Below are some records. Copy every line in them that holds "name".
----- Records to use
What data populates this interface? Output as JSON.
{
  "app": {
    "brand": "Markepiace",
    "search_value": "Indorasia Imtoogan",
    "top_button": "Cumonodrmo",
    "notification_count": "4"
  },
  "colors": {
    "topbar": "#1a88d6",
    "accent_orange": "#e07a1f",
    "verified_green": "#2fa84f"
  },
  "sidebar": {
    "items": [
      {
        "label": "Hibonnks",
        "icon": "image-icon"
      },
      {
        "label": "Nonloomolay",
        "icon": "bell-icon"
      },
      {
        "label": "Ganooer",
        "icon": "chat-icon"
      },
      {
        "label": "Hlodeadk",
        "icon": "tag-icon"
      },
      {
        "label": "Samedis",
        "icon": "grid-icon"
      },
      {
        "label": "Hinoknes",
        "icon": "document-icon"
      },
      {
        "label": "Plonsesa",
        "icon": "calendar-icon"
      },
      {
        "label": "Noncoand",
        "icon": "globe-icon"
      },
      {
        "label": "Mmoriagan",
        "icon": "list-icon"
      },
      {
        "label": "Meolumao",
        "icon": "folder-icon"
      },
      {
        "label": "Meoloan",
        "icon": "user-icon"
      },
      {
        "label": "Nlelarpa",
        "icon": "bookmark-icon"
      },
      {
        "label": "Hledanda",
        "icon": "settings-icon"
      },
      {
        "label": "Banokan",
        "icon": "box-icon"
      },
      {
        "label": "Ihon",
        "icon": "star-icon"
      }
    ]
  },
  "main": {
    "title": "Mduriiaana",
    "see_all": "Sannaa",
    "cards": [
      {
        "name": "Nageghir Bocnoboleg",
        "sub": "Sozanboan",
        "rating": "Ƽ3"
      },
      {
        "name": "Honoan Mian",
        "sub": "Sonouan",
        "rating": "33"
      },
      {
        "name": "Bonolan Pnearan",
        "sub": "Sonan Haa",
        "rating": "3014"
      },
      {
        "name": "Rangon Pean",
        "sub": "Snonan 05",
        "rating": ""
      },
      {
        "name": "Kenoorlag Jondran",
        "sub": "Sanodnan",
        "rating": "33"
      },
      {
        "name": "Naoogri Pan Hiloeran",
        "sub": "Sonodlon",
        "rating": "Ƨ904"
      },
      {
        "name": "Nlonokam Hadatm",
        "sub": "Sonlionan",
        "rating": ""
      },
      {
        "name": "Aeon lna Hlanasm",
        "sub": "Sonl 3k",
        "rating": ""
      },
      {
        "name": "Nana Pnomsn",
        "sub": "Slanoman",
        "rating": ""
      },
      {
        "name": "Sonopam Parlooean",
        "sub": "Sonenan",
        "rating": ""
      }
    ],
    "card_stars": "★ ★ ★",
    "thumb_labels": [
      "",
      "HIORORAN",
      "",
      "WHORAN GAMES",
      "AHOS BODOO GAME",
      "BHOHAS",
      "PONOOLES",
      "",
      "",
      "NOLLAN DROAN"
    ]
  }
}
----------
Task result.
        "name": "Nageghir Bocnoboleg",
        "name": "Honoan Mian",
        "name": "Bonolan Pnearan",
        "name": "Rangon Pean",
        "name": "Kenoorlag Jondran",
        "name": "Naoogri Pan Hiloeran",
        "name": "Nlonokam Hadatm",
        "name": "Aeon lna Hlanasm",
        "name": "Nana Pnomsn",
        "name": "Sonopam Parlooean",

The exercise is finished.